:: Stated problem ::
Output an exact reproduction of the data.

:: Data to process ::
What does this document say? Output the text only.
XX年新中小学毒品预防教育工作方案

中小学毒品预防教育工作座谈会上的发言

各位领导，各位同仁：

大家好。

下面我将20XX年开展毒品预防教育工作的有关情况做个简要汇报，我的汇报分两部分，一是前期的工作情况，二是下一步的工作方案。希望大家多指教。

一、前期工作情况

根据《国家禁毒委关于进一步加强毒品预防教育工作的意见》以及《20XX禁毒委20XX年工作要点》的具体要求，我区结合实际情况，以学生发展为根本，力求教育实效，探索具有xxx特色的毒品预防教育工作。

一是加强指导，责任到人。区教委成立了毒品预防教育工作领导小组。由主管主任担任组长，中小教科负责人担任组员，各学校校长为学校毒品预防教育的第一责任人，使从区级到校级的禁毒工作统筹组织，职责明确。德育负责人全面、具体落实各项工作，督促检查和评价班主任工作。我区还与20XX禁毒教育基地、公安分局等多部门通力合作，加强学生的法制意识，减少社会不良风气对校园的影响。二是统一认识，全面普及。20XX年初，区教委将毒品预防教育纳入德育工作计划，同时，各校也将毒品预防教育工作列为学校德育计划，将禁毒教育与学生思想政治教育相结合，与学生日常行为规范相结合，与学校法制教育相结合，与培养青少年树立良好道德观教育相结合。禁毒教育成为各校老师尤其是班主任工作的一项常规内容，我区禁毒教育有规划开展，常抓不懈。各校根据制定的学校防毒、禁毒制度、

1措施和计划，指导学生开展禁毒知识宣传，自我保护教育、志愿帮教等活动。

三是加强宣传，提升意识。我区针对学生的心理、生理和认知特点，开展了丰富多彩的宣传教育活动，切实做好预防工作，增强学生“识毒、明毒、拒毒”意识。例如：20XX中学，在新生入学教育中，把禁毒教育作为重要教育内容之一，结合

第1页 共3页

:: Output for this exercise ::
What does this document say? Output the text only.
XX年新中小学毒品预防教育工作方案

中小学毒品预防教育工作座谈会上的发言

各位领导，各位同仁：

大家好。

下面我将20XX年开展毒品预防教育工作的有关情况做个简要汇报，我的汇报分两部分，一是前期的工作情况，二是下一步的工作方案。希望大家多指教。

一、前期工作情况

根据《国家禁毒委关于进一步加强毒品预防教育工作的意见》以及《20XX禁毒委20XX年工作要点》的具体要求，我区结合实际情况，以学生发展为根本，力求教育实效，探索具有xxx特色的毒品预防教育工作。

一是加强指导，责任到人。区教委成立了毒品预防教育工作领导小组。由主管主任担任组长，中小教科负责人担任组员，各学校校长为学校毒品预防教育的第一责任人，使从区级到校级的禁毒工作统筹组织，职责明确。德育负责人全面、具体落实各项工作，督促检查和评价班主任工作。我区还与20XX禁毒教育基地、公安分局等多部门通力合作，加强学生的法制意识，减少社会不良风气对校园的影响。二是统一认识，全面普及。20XX年初，区教委将毒品预防教育纳入德育工作计划，同时，各校也将毒品预防教育工作列为学校德育计划，将禁毒教育与学生思想政治教育相结合，与学生日常行为规范相结合，与学校法制教育相结合，与培养青少年树立良好道德观教育相结合。禁毒教育成为各校老师尤其是班主任工作的一项常规内容，我区禁毒教育有规划开展，常抓不懈。各校根据制定的学校防毒、禁毒制度、

1措施和计划，指导学生开展禁毒知识宣传，自我保护教育、志愿帮教等活动。

三是加强宣传，提升意识。我区针对学生的心理、生理和认知特点，开展了丰富多彩的宣传教育活动，切实做好预防工作，增强学生“识毒、明毒、拒毒”意识。例如：20XX中学，在新生入学教育中，把禁毒教育作为重要教育内容之一，结合

第1页 共3页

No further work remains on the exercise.